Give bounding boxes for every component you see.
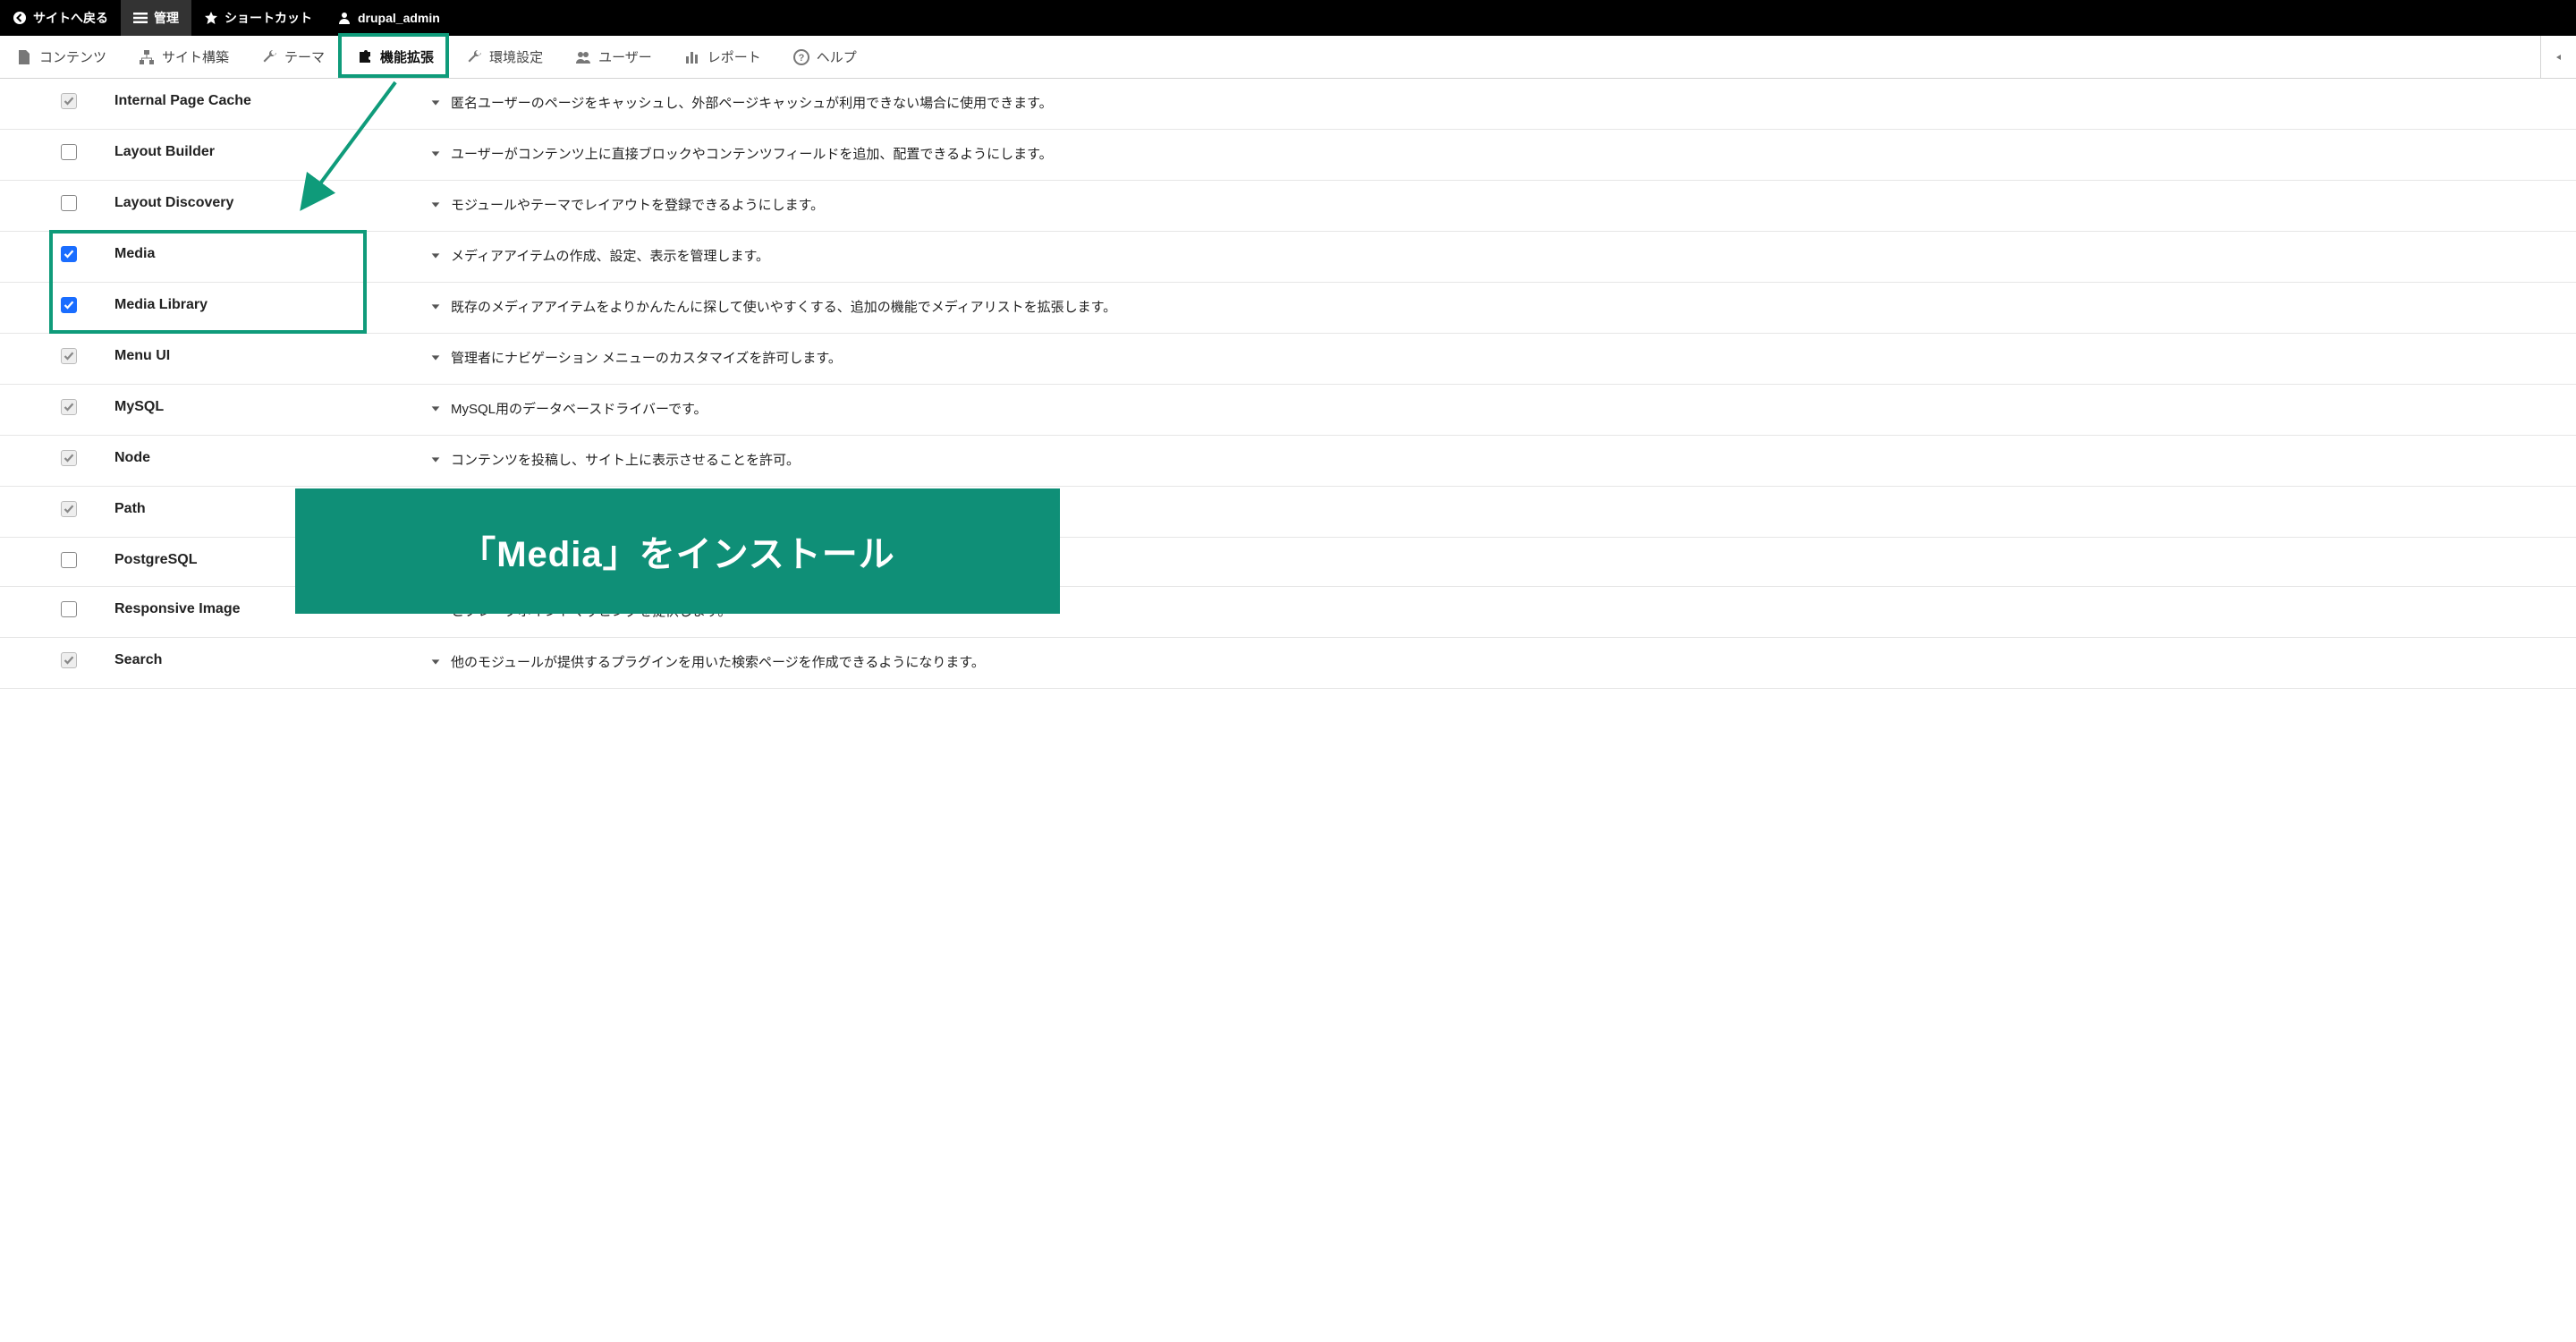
chevron-down-icon[interactable] xyxy=(429,652,442,668)
module-name: Search xyxy=(107,638,429,683)
module-row-layout-builder: Layout Builder ユーザーがコンテンツ上に直接ブロックやコンテンツフィ… xyxy=(0,130,2576,181)
bars-icon xyxy=(684,49,700,65)
structure-icon xyxy=(139,49,155,65)
tab-help-label: ヘルプ xyxy=(817,47,857,66)
annotation-banner-text: 「Media」をインストール xyxy=(460,525,895,577)
module-desc: 他のモジュールが提供するプラグインを用いた検索ページを作成できるようになります。 xyxy=(451,652,2540,674)
module-row-search: Search 他のモジュールが提供するプラグインを用いた検索ページを作成できるよう… xyxy=(0,638,2576,689)
module-checkbox-layout-discovery[interactable] xyxy=(61,195,77,211)
module-row-node: Node コンテンツを投稿し、サイト上に表示させることを許可。 xyxy=(0,436,2576,487)
star-icon xyxy=(204,11,218,25)
module-desc: コンテンツを投稿し、サイト上に表示させることを許可。 xyxy=(451,450,2540,471)
module-row-menu-ui: Menu UI 管理者にナビゲーション メニューのカスタマイズを許可します。 xyxy=(0,334,2576,385)
module-row-layout-discovery: Layout Discovery モジュールやテーマでレイアウトを登録できるように… xyxy=(0,181,2576,232)
puzzle-icon xyxy=(357,49,373,65)
module-list: Internal Page Cache 匿名ユーザーのページをキャッシュし、外部ペ… xyxy=(0,79,2576,725)
module-desc: 匿名ユーザーのページをキャッシュし、外部ページキャッシュが利用できない場合に使用… xyxy=(451,93,2540,115)
user-menu[interactable]: drupal_admin xyxy=(325,0,453,36)
module-row-media-library: Media Library 既存のメディアアイテムをよりかんたんに探して使いやすく… xyxy=(0,283,2576,334)
tab-people[interactable]: ユーザー xyxy=(559,36,668,79)
arrow-left-icon xyxy=(13,11,27,25)
collapse-icon xyxy=(2552,50,2566,64)
tab-config[interactable]: 環境設定 xyxy=(450,36,559,79)
tab-people-label: ユーザー xyxy=(598,47,652,66)
module-name: Layout Builder xyxy=(107,130,429,174)
module-desc: 既存のメディアアイテムをよりかんたんに探して使いやすくする、追加の機能でメディア… xyxy=(451,297,2540,319)
module-desc: メディアアイテムの作成、設定、表示を管理します。 xyxy=(451,246,2540,268)
collapse-toolbar[interactable] xyxy=(2540,36,2576,79)
file-icon xyxy=(16,49,32,65)
chevron-down-icon[interactable] xyxy=(429,195,442,211)
module-name: Layout Discovery xyxy=(107,181,429,225)
tab-config-label: 環境設定 xyxy=(489,47,543,66)
hamburger-icon xyxy=(133,11,148,25)
tab-structure[interactable]: サイト構築 xyxy=(123,36,245,79)
module-name: Menu UI xyxy=(107,334,429,378)
people-icon xyxy=(575,49,591,65)
chevron-down-icon[interactable] xyxy=(429,144,442,160)
module-checkbox-node xyxy=(61,450,77,466)
module-checkbox-responsive-image[interactable] xyxy=(61,601,77,617)
module-name: MySQL xyxy=(107,385,429,429)
manage-label: 管理 xyxy=(154,9,179,27)
chevron-down-icon[interactable] xyxy=(429,399,442,415)
tab-extend-label: 機能拡張 xyxy=(380,47,434,66)
chevron-down-icon[interactable] xyxy=(429,450,442,466)
tab-structure-label: サイト構築 xyxy=(162,47,229,66)
person-icon xyxy=(337,11,352,25)
wrench-icon xyxy=(261,49,277,65)
tab-reports-label: レポート xyxy=(708,47,761,66)
module-row-media: Media メディアアイテムの作成、設定、表示を管理します。 xyxy=(0,232,2576,283)
tab-help[interactable]: ? ヘルプ xyxy=(777,36,873,79)
module-checkbox-postgresql[interactable] xyxy=(61,552,77,568)
module-desc: 管理者にナビゲーション メニューのカスタマイズを許可します。 xyxy=(451,348,2540,369)
module-checkbox-menu-ui xyxy=(61,348,77,364)
svg-text:?: ? xyxy=(798,53,804,64)
tab-appearance[interactable]: テーマ xyxy=(245,36,341,79)
module-row-mysql: MySQL MySQL用のデータベースドライバーです。 xyxy=(0,385,2576,436)
annotation-banner: 「Media」をインストール xyxy=(295,488,1060,614)
module-name: Media Library xyxy=(107,283,429,327)
chevron-down-icon[interactable] xyxy=(429,246,442,262)
back-to-site[interactable]: サイトへ戻る xyxy=(0,0,121,36)
module-checkbox-mysql xyxy=(61,399,77,415)
module-name: Internal Page Cache xyxy=(107,79,429,123)
user-label: drupal_admin xyxy=(358,11,440,25)
wrench2-icon xyxy=(466,49,482,65)
module-checkbox-path xyxy=(61,501,77,517)
chevron-down-icon[interactable] xyxy=(429,297,442,313)
module-name: Node xyxy=(107,436,429,480)
module-checkbox-media[interactable] xyxy=(61,246,77,262)
admin-nav: コンテンツ サイト構築 テーマ 機能拡張 環境設定 ユーザー レポート ? ヘル xyxy=(0,36,2576,79)
tab-extend[interactable]: 機能拡張 xyxy=(341,36,450,79)
module-desc: MySQL用のデータベースドライバーです。 xyxy=(451,399,2540,420)
module-desc: ユーザーがコンテンツ上に直接ブロックやコンテンツフィールドを追加、配置できるよう… xyxy=(451,144,2540,166)
chevron-down-icon[interactable] xyxy=(429,93,442,109)
module-checkbox-media-library[interactable] xyxy=(61,297,77,313)
topbar: サイトへ戻る 管理 ショートカット drupal_admin xyxy=(0,0,2576,36)
module-name: Media xyxy=(107,232,429,276)
question-icon: ? xyxy=(793,49,809,65)
chevron-down-icon[interactable] xyxy=(429,348,442,364)
tab-content[interactable]: コンテンツ xyxy=(0,36,123,79)
shortcuts[interactable]: ショートカット xyxy=(191,0,325,36)
module-row-internal-page-cache: Internal Page Cache 匿名ユーザーのページをキャッシュし、外部ペ… xyxy=(0,79,2576,130)
tab-content-label: コンテンツ xyxy=(39,47,106,66)
back-to-site-label: サイトへ戻る xyxy=(33,9,108,27)
tab-reports[interactable]: レポート xyxy=(668,36,777,79)
module-checkbox-internal-page-cache xyxy=(61,93,77,109)
module-desc: モジュールやテーマでレイアウトを登録できるようにします。 xyxy=(451,195,2540,217)
module-checkbox-layout-builder[interactable] xyxy=(61,144,77,160)
manage-toggle[interactable]: 管理 xyxy=(121,0,191,36)
shortcuts-label: ショートカット xyxy=(225,9,312,27)
tab-appearance-label: テーマ xyxy=(284,47,325,66)
module-checkbox-search xyxy=(61,652,77,668)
====================
### TASK DESCRIPTION
Rewrite every line of the records above as a numbered list, skipping any blank lines and leaving out the pictures.

### EXERCISE SOLUTION
1. Give bounding boxes for every component you see.
2. chevron-down-icon[interactable] xyxy=(429,652,442,668)
3. module-name: Search xyxy=(107,638,429,683)
4. module-row-layout-builder: Layout Builder ユーザーがコンテンツ上に直接ブロックやコンテンツフィ… xyxy=(0,130,2576,181)
5. bars-icon xyxy=(684,49,700,65)
6. structure-icon xyxy=(139,49,155,65)
7. tab-help-label: ヘルプ xyxy=(817,47,857,66)
8. annotation-banner-text: 「Media」をインストール xyxy=(460,525,895,577)
9. module-desc: 他のモジュールが提供するプラグインを用いた検索ページを作成できるようになります。 xyxy=(451,652,2540,674)
10. module-row-search: Search 他のモジュールが提供するプラグインを用いた検索ページを作成できるよう… xyxy=(0,638,2576,689)
11. module-checkbox-layout-discovery[interactable] xyxy=(61,195,77,211)
12. module-row-node: Node コンテンツを投稿し、サイト上に表示させることを許可。 xyxy=(0,436,2576,487)
13. star-icon xyxy=(204,11,218,25)
14. module-desc: コンテンツを投稿し、サイト上に表示させることを許可。 xyxy=(451,450,2540,471)
15. module-row-menu-ui: Menu UI 管理者にナビゲーション メニューのカスタマイズを許可します。 xyxy=(0,334,2576,385)
16. module-row-layout-discovery: Layout Discovery モジュールやテーマでレイアウトを登録できるように… xyxy=(0,181,2576,232)
17. puzzle-icon xyxy=(357,49,373,65)
18. module-list: Internal Page Cache 匿名ユーザーのページをキャッシュし、外部ペ… xyxy=(0,79,2576,725)
19. module-desc: 匿名ユーザーのページをキャッシュし、外部ページキャッシュが利用できない場合に使用… xyxy=(451,93,2540,115)
20. user-menu[interactable]: drupal_admin xyxy=(325,0,453,36)
21. module-row-media-library: Media Library 既存のメディアアイテムをよりかんたんに探して使いやすく… xyxy=(0,283,2576,334)
22. tab-people[interactable]: ユーザー xyxy=(559,36,668,79)
23. arrow-left-icon xyxy=(13,11,27,25)
24. collapse-icon xyxy=(2552,50,2566,64)
25. tab-config[interactable]: 環境設定 xyxy=(450,36,559,79)
26. tab-people-label: ユーザー xyxy=(598,47,652,66)
27. module-name: Layout Builder xyxy=(107,130,429,174)
28. module-desc: 既存のメディアアイテムをよりかんたんに探して使いやすくする、追加の機能でメディア… xyxy=(451,297,2540,319)
29. module-desc: メディアアイテムの作成、設定、表示を管理します。 xyxy=(451,246,2540,268)
30. collapse-toolbar[interactable] xyxy=(2540,36,2576,79)
31. file-icon xyxy=(16,49,32,65)
32. chevron-down-icon[interactable] xyxy=(429,195,442,211)
33. module-name: Layout Discovery xyxy=(107,181,429,225)
34. tab-config-label: 環境設定 xyxy=(489,47,543,66)
35. hamburger-icon xyxy=(133,11,148,25)
36. tab-structure[interactable]: サイト構築 xyxy=(123,36,245,79)
37. module-name: Menu UI xyxy=(107,334,429,378)
38. people-icon xyxy=(575,49,591,65)
39. chevron-down-icon[interactable] xyxy=(429,144,442,160)
40. module-checkbox-node xyxy=(61,450,77,466)
41. module-checkbox-responsive-image[interactable] xyxy=(61,601,77,617)
42. module-name: MySQL xyxy=(107,385,429,429)
43. manage-label: 管理 xyxy=(154,9,179,27)
44. chevron-down-icon[interactable] xyxy=(429,399,442,415)
45. tab-extend-label: 機能拡張 xyxy=(380,47,434,66)
46. chevron-down-icon[interactable] xyxy=(429,450,442,466)
47. tab-structure-label: サイト構築 xyxy=(162,47,229,66)
48. person-icon xyxy=(337,11,352,25)
49. wrench-icon xyxy=(261,49,277,65)
50. tab-reports-label: レポート xyxy=(708,47,761,66)
51. module-row-media: Media メディアアイテムの作成、設定、表示を管理します。 xyxy=(0,232,2576,283)
52. tab-help[interactable]: ? ヘルプ xyxy=(777,36,873,79)
53. module-checkbox-postgresql[interactable] xyxy=(61,552,77,568)
54. module-desc: 管理者にナビゲーション メニューのカスタマイズを許可します。 xyxy=(451,348,2540,369)
55. module-checkbox-menu-ui xyxy=(61,348,77,364)
56. svg-text:?: ? xyxy=(798,53,804,64)
57. tab-appearance[interactable]: テーマ xyxy=(245,36,341,79)
58. module-row-mysql: MySQL MySQL用のデータベースドライバーです。 xyxy=(0,385,2576,436)
59. annotation-banner: 「Media」をインストール xyxy=(295,488,1060,614)
60. module-name: Media Library xyxy=(107,283,429,327)
61. chevron-down-icon[interactable] xyxy=(429,246,442,262)
62. back-to-site[interactable]: サイトへ戻る xyxy=(0,0,121,36)
63. module-checkbox-mysql xyxy=(61,399,77,415)
64. module-name: Internal Page Cache xyxy=(107,79,429,123)
65. user-label: drupal_admin xyxy=(358,11,440,25)
66. wrench2-icon xyxy=(466,49,482,65)
67. module-checkbox-path xyxy=(61,501,77,517)
68. chevron-down-icon[interactable] xyxy=(429,297,442,313)
69. module-name: Node xyxy=(107,436,429,480)
70. module-checkbox-media[interactable] xyxy=(61,246,77,262)
71. admin-nav: コンテンツ サイト構築 テーマ 機能拡張 環境設定 ユーザー レポート ? ヘル xyxy=(0,36,2576,79)
72. tab-extend[interactable]: 機能拡張 xyxy=(341,36,450,79)
73. module-desc: MySQL用のデータベースドライバーです。 xyxy=(451,399,2540,420)
74. module-desc: ユーザーがコンテンツ上に直接ブロックやコンテンツフィールドを追加、配置できるよう… xyxy=(451,144,2540,166)
75. chevron-down-icon[interactable] xyxy=(429,93,442,109)
76. module-checkbox-media-library[interactable] xyxy=(61,297,77,313)
77. topbar: サイトへ戻る 管理 ショートカット drupal_admin xyxy=(0,0,2576,36)
78. module-name: Media xyxy=(107,232,429,276)
79. question-icon: ? xyxy=(793,49,809,65)
80. chevron-down-icon[interactable] xyxy=(429,348,442,364)
81. tab-content[interactable]: コンテンツ xyxy=(0,36,123,79)
82. shortcuts[interactable]: ショートカット xyxy=(191,0,325,36)
83. module-row-internal-page-cache: Internal Page Cache 匿名ユーザーのページをキャッシュし、外部ペ… xyxy=(0,79,2576,130)
84. tab-content-label: コンテンツ xyxy=(39,47,106,66)
85. back-to-site-label: サイトへ戻る xyxy=(33,9,108,27)
86. tab-reports[interactable]: レポート xyxy=(668,36,777,79)
87. module-checkbox-internal-page-cache xyxy=(61,93,77,109)
88. module-desc: モジュールやテーマでレイアウトを登録できるようにします。 xyxy=(451,195,2540,217)
89. module-checkbox-layout-builder[interactable] xyxy=(61,144,77,160)
90. manage-toggle[interactable]: 管理 xyxy=(121,0,191,36)
91. shortcuts-label: ショートカット xyxy=(225,9,312,27)
92. tab-appearance-label: テーマ xyxy=(284,47,325,66)
93. module-checkbox-search xyxy=(61,652,77,668)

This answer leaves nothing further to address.